(Excerpt from a dataset)
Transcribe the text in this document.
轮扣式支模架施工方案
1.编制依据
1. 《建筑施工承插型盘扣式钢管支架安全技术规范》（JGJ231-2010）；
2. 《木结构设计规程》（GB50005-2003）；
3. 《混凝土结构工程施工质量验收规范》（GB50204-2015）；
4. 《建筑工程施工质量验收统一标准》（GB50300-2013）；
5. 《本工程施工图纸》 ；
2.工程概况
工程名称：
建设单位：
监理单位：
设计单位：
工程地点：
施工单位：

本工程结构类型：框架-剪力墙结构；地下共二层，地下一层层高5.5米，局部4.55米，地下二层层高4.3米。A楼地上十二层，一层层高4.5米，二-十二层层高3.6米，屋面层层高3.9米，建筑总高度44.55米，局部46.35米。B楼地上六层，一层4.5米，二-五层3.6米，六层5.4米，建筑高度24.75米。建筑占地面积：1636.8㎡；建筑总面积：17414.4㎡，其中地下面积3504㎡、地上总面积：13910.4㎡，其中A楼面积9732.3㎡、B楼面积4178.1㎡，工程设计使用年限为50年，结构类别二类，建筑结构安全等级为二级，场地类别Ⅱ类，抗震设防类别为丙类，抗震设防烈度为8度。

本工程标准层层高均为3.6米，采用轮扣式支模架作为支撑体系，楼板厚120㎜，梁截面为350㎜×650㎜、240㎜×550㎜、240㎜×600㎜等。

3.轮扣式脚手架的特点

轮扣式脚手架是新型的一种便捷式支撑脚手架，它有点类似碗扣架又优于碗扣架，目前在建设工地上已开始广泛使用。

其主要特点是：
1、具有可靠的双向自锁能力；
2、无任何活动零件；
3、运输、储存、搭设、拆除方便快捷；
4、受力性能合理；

> [Instruction]:
Write out all records exactly, keeping every detail.

> [Exercise answer]:
Transcribe the text in this document.
轮扣式支模架施工方案
1.编制依据
1. 《建筑施工承插型盘扣式钢管支架安全技术规范》（JGJ231-2010）；
2. 《木结构设计规程》（GB50005-2003）；
3. 《混凝土结构工程施工质量验收规范》（GB50204-2015）；
4. 《建筑工程施工质量验收统一标准》（GB50300-2013）；
5. 《本工程施工图纸》 ；
2.工程概况
工程名称：
建设单位：
监理单位：
设计单位：
工程地点：
施工单位：

本工程结构类型：框架-剪力墙结构；地下共二层，地下一层层高5.5米，局部4.55米，地下二层层高4.3米。A楼地上十二层，一层层高4.5米，二-十二层层高3.6米，屋面层层高3.9米，建筑总高度44.55米，局部46.35米。B楼地上六层，一层4.5米，二-五层3.6米，六层5.4米，建筑高度24.75米。建筑占地面积：1636.8㎡；建筑总面积：17414.4㎡，其中地下面积3504㎡、地上总面积：13910.4㎡，其中A楼面积9732.3㎡、B楼面积4178.1㎡，工程设计使用年限为50年，结构类别二类，建筑结构安全等级为二级，场地类别Ⅱ类，抗震设防类别为丙类，抗震设防烈度为8度。

本工程标准层层高均为3.6米，采用轮扣式支模架作为支撑体系，楼板厚120㎜，梁截面为350㎜×650㎜、240㎜×550㎜、240㎜×600㎜等。

3.轮扣式脚手架的特点

轮扣式脚手架是新型的一种便捷式支撑脚手架，它有点类似碗扣架又优于碗扣架，目前在建设工地上已开始广泛使用。

其主要特点是：
1、具有可靠的双向自锁能力；
2、无任何活动零件；
3、运输、储存、搭设、拆除方便快捷；
4、受力性能合理；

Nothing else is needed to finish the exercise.